There's nothing I hate more than hypocrisy, except maybe our culture's willingness to tolerate violence but condemn sex. So lucky for me, I came home from a screening of Blue Valentine last night and got the opportunity to rant about both.
As a sexologist, I couldn't wait to see Derek Cianfrance's Blue Valentine. For weeks I had heard that Ryan Gosling and Michelle Williams engage in one of the hottest sex scenes in film -- so hot that the MPAA gave the movie an NC-17 rating. (In layman's terms: No one under the age of seventeen may be admitted -- even with an adult.) This rating has huge implications for ticket sales, marketing, and general recognition, so you would think that Blue Valentine had to be... well, pretty damn blue.
There is no question that I had a physical response to Blue Valentine, but it wasn't sexual arousal. I watched an excruciatingly painful demise of a marriage. I watched a tormented husband trying to connect with his wife physically and emotionally, failing miserably each time. I watched a tormented wife shut herself off from any sexual or emotional connection. So sure, I had a reaction. Blue Valentine made me uncomfortable. I was a voyeur in ways that didn't turn me on, but rather, made me anxious. Blue Valentine forces us to consider our own relationships and the roles we play in them. Cianfrance -- and the brilliant performances by Gosling and Williams -- force us to recognize our own flaws. They show us what it's like to fall passionately and blindly in love and fall as tragically out of it, all the while grasping for some lifeline back to what it once was.

## To do:
[1] In the Blue Valentine passage, what rating did the MPAA give the movie?
[2] Do these statements agree with the Blue Valentine passage? (a) The writer is a sexologist. (b) The film sexually aroused the writer. (c) Under the film's rating, viewers under seventeen may attend if an adult is with them.

## Data segment:
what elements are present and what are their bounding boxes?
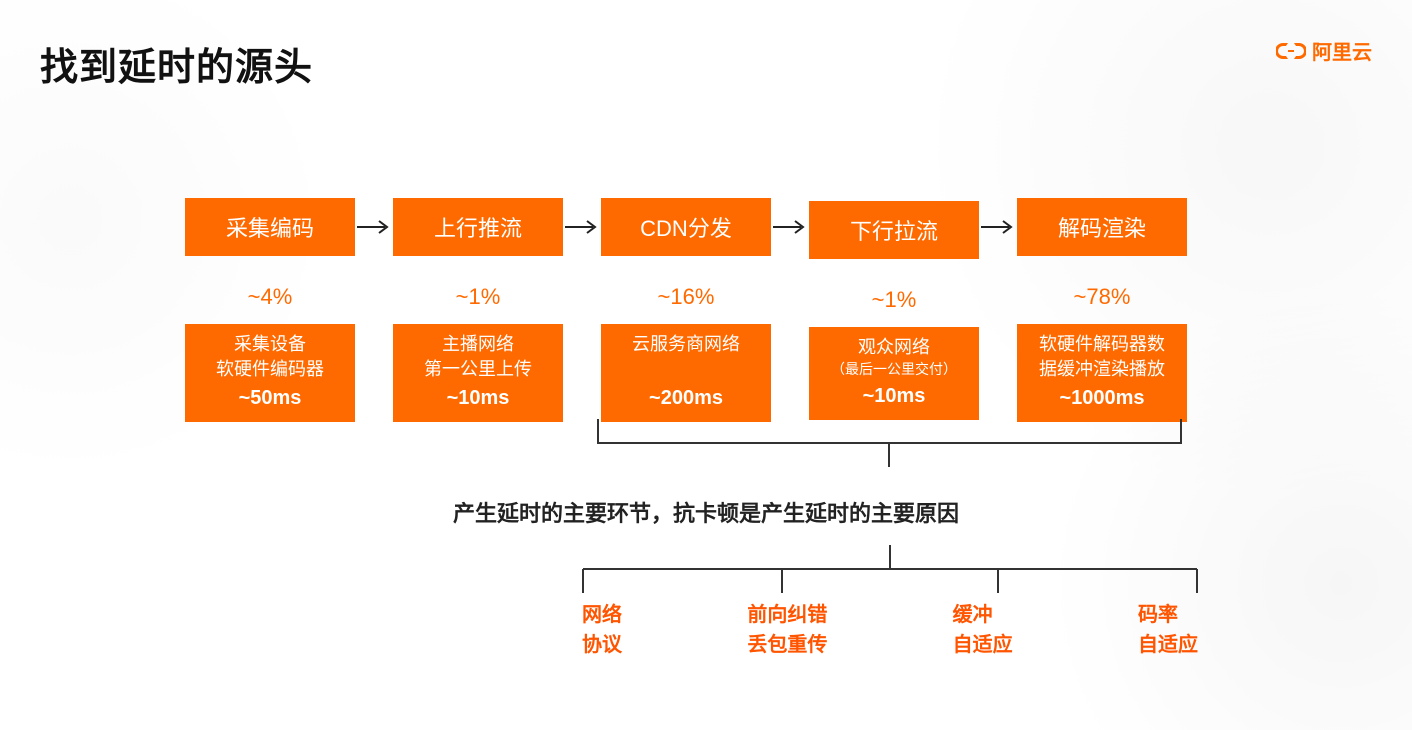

## Solved tasks:
[1] NC-17

[2]
(a) Yes: "As a sexologist, I couldn't wait to see Derek Cianfrance's Blue Valentine."
(b) No: "There is no question that I had a physical response to Blue Valentine, but it wasn't sexual arousal."
(c) No: "No one under the age of seventeen may be admitted -- even with an adult."